From the entries below, extract every line that includes the word "JSON".

════

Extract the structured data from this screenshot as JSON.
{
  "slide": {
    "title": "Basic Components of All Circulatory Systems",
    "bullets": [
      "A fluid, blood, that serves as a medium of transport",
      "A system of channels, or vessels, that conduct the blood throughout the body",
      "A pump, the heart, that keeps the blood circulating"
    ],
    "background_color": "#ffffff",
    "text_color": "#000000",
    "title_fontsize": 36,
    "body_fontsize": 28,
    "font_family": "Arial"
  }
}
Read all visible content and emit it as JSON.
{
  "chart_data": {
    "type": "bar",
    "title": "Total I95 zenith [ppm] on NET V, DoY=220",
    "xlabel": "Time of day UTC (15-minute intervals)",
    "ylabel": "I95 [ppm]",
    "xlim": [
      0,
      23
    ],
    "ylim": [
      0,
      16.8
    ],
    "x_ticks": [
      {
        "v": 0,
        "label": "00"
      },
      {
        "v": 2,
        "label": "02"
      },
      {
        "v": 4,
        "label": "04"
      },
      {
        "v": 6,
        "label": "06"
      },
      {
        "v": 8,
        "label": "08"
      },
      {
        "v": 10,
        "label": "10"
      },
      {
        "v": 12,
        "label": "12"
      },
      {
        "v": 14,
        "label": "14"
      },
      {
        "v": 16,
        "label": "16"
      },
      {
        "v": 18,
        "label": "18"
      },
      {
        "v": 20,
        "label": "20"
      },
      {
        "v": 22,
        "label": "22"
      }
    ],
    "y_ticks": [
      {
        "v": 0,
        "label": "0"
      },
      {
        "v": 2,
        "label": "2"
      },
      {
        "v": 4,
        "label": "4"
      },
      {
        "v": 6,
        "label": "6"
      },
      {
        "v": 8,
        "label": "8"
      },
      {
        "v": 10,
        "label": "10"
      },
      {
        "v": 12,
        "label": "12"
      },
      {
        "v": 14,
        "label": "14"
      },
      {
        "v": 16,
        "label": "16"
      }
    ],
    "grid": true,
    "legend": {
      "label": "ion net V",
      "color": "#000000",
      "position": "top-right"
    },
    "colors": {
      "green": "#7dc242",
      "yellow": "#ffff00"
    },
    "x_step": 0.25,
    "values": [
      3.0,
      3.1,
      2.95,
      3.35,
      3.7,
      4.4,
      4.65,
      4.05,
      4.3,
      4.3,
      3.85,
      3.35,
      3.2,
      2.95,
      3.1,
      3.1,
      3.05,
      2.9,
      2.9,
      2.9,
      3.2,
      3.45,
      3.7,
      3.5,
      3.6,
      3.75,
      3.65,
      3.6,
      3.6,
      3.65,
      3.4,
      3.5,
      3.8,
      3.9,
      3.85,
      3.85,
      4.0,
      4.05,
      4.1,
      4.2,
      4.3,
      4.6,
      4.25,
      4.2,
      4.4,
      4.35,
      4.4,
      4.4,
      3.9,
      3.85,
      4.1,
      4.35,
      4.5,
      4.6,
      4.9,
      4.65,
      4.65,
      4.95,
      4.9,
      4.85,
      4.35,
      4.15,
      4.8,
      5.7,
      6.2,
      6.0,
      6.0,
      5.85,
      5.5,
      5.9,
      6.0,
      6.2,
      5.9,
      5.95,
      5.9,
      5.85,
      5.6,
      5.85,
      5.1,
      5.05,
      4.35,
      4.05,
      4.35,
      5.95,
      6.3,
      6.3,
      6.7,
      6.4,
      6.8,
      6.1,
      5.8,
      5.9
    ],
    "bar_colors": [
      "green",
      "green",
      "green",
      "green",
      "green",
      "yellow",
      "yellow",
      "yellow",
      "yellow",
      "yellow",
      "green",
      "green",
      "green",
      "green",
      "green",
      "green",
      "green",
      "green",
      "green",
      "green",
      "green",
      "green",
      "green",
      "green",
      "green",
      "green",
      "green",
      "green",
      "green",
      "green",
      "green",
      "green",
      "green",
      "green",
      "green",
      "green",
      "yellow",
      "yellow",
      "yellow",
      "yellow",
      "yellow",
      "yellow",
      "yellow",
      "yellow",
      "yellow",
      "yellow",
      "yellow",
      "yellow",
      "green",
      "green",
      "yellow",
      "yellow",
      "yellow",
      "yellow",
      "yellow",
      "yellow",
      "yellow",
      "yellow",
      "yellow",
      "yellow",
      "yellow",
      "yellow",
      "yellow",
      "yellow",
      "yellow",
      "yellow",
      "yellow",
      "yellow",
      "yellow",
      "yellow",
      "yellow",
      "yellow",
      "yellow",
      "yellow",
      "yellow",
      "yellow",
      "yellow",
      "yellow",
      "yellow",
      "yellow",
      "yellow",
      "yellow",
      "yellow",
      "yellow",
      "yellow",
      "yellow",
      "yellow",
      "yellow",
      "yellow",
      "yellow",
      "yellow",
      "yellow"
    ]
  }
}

════

-- ANSWER FOR THIS EXERCISE --
Extract the structured data from this screenshot as JSON.
Read all visible content and emit it as JSON.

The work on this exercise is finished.